* _YOUR INSTRUCTIONS_: Update the entries below so that every "semi-detached house" becomes "terraced house", and write them out again with nothing else changed.

* _DATA FOR PROCESSING_:
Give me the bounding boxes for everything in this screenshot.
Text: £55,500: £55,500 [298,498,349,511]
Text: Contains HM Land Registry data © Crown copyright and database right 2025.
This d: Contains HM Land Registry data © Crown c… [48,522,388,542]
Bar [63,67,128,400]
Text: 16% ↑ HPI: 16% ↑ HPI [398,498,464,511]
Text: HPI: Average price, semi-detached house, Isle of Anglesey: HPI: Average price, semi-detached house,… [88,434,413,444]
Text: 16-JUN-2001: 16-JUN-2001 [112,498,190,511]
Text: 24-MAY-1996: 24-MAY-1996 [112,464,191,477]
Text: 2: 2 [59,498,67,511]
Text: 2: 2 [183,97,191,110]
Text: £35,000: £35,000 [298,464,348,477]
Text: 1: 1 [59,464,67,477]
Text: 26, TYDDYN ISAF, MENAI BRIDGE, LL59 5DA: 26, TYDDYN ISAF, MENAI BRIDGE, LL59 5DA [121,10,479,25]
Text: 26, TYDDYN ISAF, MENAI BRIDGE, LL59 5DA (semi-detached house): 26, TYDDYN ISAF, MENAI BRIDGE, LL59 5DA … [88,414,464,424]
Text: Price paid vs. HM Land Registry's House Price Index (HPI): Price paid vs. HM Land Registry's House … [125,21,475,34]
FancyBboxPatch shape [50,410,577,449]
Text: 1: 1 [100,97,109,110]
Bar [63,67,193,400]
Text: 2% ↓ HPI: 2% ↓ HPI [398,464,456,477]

* _THE OUTPUT_:
Give me the bounding boxes for everything in this screenshot.
Text: £55,500: £55,500 [298,498,349,511]
Text: Contains HM Land Registry data © Crown copyright and database right 2025.
This d: Contains HM Land Registry data © Crown c… [48,522,388,542]
Bar [63,67,128,400]
Text: 16% ↑ HPI: 16% ↑ HPI [398,498,464,511]
Text: HPI: Average price, terraced house, Isle of Anglesey: HPI: Average price, terraced house,… [88,434,413,444]
Text: 16-JUN-2001: 16-JUN-2001 [112,498,190,511]
Text: 24-MAY-1996: 24-MAY-1996 [112,464,191,477]
Text: 2: 2 [59,498,67,511]
Text: 2: 2 [183,97,191,110]
Text: £35,000: £35,000 [298,464,348,477]
Text: 1: 1 [59,464,67,477]
Text: 26, TYDDYN ISAF, MENAI BRIDGE, LL59 5DA: 26, TYDDYN ISAF, MENAI BRIDGE, LL59 5DA [121,10,479,25]
Text: 26, TYDDYN ISAF, MENAI BRIDGE, LL59 5DA (terraced house): 26, TYDDYN ISAF, MENAI BRIDGE, LL59 5DA … [88,414,464,424]
Text: Price paid vs. HM Land Registry's House Price Index (HPI): Price paid vs. HM Land Registry's House … [125,21,475,34]
FancyBboxPatch shape [50,410,577,449]
Text: 1: 1 [100,97,109,110]
Bar [63,67,193,400]
Text: 2% ↓ HPI: 2% ↓ HPI [398,464,456,477]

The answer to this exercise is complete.